Stored entries
• • • • •

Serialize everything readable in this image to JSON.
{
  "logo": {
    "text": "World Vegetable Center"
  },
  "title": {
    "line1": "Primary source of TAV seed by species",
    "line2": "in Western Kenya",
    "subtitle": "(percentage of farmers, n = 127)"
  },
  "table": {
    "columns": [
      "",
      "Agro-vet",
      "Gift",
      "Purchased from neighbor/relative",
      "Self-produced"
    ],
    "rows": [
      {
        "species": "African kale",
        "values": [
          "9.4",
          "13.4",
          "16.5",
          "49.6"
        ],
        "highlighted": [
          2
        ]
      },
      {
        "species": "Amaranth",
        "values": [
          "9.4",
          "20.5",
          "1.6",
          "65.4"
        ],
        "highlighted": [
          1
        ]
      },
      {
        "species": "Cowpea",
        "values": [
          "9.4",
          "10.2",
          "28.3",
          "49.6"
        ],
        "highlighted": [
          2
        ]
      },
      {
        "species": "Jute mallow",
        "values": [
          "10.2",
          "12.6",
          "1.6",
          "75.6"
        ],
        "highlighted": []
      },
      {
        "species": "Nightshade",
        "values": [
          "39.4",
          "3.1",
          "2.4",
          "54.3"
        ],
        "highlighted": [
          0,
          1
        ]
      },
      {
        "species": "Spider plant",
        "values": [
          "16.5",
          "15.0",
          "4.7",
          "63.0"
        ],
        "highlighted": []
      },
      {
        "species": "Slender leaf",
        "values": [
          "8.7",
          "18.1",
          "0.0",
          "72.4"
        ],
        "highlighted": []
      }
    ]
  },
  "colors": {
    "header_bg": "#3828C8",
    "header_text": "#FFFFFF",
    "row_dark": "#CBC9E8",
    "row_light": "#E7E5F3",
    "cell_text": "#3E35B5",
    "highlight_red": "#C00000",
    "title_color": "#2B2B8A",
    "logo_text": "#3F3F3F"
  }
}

• • • • •

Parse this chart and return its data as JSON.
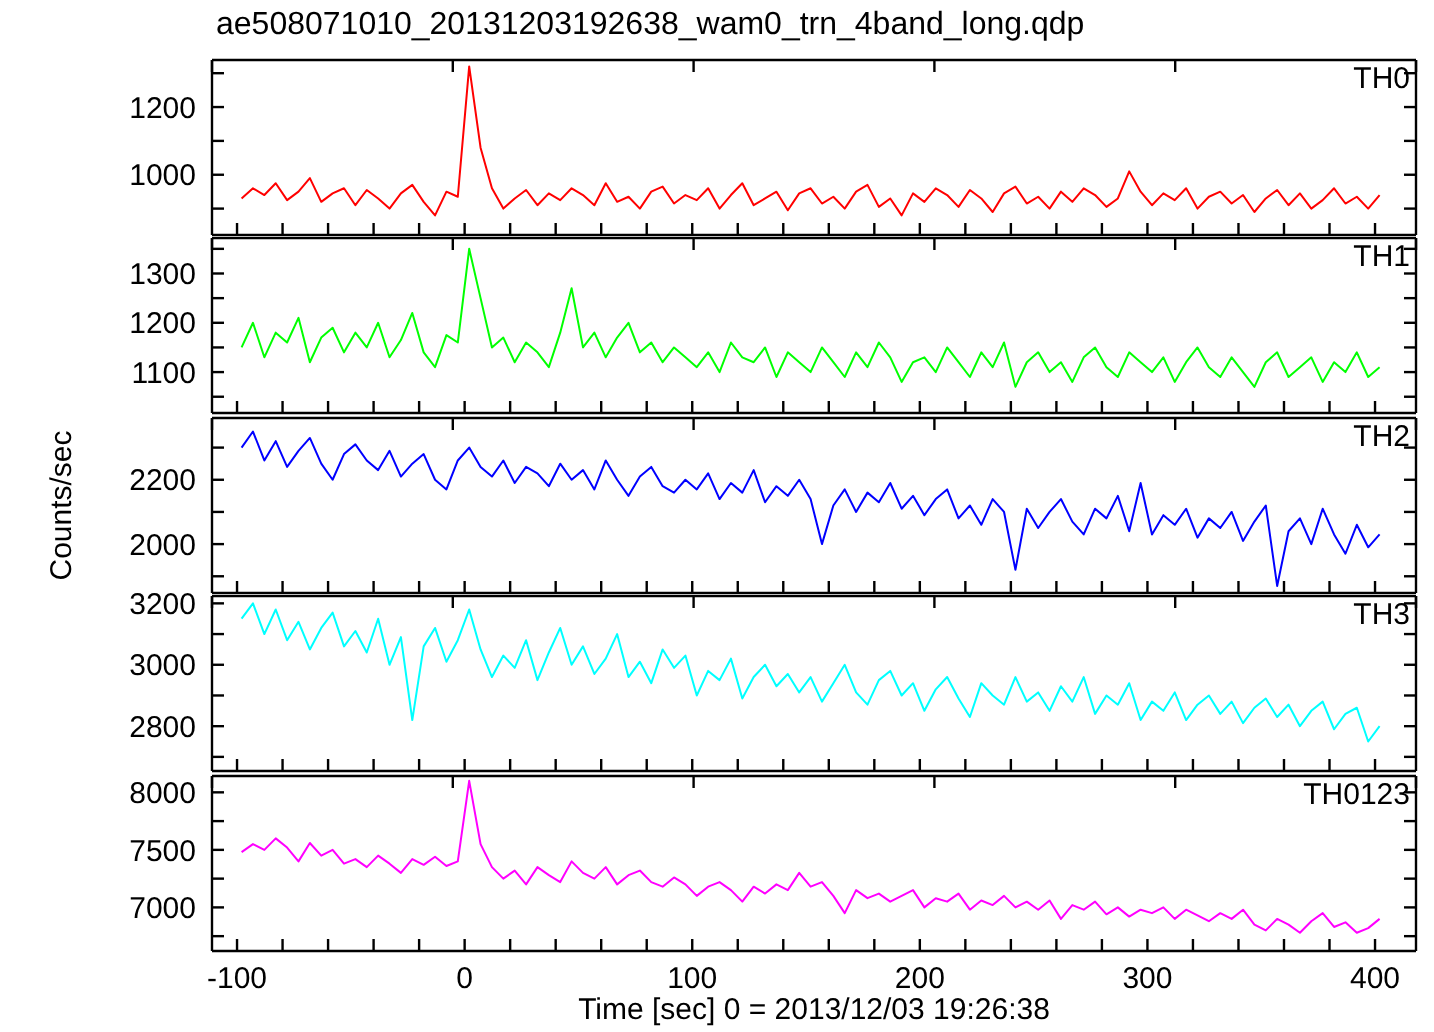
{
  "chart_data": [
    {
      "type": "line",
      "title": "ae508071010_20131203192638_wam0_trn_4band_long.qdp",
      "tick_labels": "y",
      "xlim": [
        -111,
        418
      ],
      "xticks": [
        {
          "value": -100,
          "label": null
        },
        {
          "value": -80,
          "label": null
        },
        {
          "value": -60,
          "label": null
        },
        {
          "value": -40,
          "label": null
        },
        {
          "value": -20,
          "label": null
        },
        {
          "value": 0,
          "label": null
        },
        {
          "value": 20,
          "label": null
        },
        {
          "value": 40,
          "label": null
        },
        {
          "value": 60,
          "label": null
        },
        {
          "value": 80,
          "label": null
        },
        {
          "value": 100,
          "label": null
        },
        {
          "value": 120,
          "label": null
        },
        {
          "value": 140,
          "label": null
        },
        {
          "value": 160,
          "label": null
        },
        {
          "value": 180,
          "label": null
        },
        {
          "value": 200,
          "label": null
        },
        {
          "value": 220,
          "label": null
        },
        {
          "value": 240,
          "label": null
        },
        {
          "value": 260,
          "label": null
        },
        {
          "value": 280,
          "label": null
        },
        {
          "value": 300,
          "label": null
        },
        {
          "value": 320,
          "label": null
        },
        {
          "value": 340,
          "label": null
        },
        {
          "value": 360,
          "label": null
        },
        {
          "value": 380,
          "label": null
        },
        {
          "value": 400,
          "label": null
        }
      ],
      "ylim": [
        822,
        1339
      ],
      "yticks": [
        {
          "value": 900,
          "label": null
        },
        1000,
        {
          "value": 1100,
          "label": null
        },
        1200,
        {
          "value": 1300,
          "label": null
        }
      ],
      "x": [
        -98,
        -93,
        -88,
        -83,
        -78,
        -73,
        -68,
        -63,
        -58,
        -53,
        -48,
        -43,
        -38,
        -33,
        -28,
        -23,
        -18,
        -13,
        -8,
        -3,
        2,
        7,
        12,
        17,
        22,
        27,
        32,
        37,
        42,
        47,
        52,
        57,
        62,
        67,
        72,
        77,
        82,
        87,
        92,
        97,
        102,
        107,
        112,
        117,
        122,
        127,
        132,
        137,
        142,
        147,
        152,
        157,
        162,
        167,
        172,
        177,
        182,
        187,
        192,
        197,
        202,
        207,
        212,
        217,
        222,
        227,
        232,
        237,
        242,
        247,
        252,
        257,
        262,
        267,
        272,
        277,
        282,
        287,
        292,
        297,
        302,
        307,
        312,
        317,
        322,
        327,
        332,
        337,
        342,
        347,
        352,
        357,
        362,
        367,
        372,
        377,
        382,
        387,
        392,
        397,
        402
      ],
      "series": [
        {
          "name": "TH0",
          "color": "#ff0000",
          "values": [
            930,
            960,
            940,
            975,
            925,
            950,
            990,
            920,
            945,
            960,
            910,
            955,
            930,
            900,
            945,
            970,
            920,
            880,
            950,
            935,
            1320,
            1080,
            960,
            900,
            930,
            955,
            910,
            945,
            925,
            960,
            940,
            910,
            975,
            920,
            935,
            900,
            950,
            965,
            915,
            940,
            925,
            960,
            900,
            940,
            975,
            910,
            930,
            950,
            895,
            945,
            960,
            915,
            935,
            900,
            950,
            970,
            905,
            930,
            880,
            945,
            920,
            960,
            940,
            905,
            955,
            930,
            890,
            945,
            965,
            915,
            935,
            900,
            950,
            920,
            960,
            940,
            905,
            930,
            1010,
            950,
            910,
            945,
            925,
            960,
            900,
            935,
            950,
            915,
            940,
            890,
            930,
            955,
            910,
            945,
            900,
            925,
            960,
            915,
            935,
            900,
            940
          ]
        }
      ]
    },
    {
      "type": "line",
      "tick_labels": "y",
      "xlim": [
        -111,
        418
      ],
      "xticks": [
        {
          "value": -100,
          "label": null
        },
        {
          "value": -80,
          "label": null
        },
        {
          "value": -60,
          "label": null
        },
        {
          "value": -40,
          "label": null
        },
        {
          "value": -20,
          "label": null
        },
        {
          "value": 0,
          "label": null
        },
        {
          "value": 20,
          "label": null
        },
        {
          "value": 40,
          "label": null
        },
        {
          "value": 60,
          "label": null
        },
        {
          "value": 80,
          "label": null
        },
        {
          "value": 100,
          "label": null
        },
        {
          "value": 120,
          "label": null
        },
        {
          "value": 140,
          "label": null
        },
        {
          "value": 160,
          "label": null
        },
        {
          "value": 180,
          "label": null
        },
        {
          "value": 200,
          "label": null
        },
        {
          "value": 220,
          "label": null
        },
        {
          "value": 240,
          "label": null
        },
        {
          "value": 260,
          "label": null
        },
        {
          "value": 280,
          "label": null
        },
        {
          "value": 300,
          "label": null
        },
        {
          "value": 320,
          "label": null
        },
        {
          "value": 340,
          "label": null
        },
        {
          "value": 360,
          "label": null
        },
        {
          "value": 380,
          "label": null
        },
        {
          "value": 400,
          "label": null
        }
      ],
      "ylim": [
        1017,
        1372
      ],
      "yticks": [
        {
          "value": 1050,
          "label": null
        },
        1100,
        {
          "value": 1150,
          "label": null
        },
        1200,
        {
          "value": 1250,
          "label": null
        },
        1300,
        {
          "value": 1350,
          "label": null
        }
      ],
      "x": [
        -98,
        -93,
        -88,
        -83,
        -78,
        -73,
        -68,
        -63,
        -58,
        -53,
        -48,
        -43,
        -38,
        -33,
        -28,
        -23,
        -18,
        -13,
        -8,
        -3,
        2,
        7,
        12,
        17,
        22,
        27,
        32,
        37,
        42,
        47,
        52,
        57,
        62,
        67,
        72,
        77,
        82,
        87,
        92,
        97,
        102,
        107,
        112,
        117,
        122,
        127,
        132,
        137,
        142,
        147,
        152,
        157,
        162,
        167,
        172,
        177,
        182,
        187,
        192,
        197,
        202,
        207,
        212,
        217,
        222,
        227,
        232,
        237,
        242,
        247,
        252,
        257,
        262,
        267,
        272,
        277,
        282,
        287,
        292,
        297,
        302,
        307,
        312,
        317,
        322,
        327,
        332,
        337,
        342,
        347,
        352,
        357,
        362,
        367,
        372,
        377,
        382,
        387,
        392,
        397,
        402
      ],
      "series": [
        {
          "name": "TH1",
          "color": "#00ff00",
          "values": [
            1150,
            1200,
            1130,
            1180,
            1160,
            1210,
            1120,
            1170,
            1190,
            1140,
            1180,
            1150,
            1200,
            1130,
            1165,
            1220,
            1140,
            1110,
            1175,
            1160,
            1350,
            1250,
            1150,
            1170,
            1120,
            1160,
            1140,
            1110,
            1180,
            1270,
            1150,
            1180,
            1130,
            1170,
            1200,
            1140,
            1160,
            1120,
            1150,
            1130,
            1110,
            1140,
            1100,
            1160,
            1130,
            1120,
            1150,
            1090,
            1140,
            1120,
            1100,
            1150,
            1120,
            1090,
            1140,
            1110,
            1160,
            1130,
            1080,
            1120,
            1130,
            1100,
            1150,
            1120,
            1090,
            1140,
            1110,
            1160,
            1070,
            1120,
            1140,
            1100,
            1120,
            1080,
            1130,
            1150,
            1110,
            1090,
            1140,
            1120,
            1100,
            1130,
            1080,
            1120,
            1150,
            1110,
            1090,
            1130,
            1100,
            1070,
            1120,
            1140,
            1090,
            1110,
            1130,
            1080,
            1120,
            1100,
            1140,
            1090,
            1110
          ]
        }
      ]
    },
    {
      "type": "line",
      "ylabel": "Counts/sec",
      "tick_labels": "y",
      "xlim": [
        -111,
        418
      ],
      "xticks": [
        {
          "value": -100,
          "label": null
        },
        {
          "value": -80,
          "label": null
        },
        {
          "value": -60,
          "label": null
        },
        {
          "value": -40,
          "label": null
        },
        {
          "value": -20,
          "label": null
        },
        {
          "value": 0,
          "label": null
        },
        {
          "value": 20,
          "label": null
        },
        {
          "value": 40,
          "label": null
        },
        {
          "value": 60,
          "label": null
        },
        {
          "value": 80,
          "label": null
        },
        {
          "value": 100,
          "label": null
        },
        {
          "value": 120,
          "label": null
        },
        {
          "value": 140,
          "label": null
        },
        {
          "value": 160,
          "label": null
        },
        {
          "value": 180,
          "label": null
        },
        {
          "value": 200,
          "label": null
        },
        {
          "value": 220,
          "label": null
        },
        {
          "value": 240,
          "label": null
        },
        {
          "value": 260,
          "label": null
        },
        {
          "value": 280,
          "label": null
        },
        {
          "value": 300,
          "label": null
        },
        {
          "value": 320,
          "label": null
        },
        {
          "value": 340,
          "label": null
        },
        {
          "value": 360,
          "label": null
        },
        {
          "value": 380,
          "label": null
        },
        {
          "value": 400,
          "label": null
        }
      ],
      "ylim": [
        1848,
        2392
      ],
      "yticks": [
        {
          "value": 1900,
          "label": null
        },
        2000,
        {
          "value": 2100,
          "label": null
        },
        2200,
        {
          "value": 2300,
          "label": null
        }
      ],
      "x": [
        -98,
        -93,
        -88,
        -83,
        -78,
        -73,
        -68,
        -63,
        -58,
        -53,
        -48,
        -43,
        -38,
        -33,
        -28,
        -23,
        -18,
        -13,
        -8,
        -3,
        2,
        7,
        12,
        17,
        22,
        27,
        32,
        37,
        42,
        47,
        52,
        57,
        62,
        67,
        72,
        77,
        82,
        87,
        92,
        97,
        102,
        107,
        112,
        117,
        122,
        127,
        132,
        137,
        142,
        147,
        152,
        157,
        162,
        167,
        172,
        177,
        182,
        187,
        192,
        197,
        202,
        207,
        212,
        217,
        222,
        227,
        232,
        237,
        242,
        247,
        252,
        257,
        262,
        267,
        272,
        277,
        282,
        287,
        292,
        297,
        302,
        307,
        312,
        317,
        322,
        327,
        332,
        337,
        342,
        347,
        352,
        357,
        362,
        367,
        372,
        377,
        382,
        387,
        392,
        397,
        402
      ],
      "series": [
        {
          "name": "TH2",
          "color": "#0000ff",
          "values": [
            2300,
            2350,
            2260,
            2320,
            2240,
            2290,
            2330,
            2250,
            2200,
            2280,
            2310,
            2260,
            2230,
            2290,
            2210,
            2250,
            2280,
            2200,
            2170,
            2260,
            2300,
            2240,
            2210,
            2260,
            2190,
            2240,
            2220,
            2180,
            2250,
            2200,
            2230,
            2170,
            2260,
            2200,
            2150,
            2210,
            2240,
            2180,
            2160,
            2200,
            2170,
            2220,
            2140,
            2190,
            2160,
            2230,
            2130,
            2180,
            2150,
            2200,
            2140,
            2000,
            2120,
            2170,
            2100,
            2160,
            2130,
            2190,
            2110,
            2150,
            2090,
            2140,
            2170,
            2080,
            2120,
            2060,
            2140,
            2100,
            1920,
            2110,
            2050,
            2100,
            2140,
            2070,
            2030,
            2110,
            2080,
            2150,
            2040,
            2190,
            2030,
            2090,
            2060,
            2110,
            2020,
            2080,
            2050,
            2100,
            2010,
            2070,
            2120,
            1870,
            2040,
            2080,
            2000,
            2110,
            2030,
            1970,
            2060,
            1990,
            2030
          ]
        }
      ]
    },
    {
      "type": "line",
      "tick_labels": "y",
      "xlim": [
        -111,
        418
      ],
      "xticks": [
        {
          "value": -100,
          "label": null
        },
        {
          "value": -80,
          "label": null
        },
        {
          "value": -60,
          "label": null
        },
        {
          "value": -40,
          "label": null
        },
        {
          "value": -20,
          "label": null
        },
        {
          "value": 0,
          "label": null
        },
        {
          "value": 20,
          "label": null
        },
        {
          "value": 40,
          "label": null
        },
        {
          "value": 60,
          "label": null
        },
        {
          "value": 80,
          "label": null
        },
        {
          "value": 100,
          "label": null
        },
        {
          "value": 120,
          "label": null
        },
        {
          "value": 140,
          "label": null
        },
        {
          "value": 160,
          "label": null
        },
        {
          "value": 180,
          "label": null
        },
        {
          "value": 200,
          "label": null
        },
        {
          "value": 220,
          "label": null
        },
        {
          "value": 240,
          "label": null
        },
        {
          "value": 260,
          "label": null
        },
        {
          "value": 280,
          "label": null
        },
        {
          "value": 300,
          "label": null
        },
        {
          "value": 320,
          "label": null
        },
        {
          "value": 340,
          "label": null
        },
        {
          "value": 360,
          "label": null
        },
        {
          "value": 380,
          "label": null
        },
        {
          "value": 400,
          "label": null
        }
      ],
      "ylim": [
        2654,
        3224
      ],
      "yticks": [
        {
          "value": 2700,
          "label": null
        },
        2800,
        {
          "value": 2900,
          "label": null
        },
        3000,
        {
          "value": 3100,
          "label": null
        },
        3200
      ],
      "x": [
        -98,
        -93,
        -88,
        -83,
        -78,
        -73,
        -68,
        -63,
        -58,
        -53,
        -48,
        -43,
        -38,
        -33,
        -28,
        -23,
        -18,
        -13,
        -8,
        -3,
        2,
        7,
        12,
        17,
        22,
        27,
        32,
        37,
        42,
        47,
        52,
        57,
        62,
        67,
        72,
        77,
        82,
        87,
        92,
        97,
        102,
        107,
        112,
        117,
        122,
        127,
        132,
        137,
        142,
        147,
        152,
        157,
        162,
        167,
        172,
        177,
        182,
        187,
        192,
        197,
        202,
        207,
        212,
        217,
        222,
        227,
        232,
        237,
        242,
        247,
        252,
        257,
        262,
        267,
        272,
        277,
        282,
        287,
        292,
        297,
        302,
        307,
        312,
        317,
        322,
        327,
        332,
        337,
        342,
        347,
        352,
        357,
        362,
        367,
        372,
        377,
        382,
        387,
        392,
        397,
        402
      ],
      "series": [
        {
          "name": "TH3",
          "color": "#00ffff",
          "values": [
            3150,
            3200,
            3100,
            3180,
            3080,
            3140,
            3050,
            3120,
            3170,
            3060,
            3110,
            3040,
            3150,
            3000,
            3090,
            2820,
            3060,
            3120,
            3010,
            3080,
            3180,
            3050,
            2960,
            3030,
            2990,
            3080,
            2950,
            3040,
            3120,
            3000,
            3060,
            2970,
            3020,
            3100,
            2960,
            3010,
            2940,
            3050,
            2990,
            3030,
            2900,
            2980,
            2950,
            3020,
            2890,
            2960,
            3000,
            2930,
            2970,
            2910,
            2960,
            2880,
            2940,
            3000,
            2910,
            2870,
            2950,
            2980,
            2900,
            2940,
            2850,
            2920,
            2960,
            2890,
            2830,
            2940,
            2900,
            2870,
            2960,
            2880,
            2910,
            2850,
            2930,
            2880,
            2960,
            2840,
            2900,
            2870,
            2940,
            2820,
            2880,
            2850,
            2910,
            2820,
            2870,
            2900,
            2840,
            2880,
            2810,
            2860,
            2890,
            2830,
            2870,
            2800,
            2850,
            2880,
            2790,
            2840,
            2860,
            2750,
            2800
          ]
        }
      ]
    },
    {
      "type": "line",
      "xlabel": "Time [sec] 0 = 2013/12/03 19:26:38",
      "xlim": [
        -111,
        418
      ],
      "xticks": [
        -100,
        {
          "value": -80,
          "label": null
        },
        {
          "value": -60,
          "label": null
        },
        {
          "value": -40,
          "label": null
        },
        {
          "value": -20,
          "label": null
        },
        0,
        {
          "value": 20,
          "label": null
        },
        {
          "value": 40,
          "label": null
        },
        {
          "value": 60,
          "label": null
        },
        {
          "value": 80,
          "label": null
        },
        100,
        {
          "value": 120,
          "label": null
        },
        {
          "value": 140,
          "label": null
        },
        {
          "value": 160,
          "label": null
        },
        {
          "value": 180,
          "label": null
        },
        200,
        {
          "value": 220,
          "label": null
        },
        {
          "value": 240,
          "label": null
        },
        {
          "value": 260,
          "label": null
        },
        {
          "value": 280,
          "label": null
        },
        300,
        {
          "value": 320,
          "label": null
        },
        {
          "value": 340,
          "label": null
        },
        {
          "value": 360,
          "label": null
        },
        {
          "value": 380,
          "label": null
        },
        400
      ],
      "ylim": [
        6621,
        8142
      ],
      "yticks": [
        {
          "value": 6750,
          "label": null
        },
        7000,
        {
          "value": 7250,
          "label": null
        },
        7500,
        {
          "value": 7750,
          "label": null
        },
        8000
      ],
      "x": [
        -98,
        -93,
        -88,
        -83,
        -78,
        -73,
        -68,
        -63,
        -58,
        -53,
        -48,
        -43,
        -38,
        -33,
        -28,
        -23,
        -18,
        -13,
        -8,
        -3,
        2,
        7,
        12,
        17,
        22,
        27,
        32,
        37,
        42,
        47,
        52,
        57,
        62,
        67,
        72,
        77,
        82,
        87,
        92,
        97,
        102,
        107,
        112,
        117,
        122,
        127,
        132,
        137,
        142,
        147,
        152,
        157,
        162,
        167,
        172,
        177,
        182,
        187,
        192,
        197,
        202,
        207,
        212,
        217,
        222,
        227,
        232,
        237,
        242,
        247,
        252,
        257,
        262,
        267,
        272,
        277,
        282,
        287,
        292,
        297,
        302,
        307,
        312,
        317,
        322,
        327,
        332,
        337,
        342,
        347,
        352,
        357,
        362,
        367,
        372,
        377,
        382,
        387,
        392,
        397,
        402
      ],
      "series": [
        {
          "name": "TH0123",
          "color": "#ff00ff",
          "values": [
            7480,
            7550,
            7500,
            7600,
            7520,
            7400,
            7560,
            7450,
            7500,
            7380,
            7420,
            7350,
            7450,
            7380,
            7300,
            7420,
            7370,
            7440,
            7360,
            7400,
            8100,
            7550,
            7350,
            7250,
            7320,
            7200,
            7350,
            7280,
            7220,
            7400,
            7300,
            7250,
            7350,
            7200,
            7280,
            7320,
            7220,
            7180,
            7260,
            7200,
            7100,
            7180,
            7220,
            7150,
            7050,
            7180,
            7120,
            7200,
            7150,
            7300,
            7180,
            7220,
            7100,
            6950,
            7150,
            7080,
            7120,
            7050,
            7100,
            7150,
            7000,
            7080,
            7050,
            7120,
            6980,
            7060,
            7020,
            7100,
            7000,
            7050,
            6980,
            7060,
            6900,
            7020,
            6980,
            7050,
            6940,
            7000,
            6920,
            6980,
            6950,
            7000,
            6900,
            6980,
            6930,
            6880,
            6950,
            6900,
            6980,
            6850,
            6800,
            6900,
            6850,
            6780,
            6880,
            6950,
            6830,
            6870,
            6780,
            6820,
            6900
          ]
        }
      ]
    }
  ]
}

• • • • •

_What is expected_:
Tally the lines in the records above that contain the word "this", and give only that number.

_Solution_:
2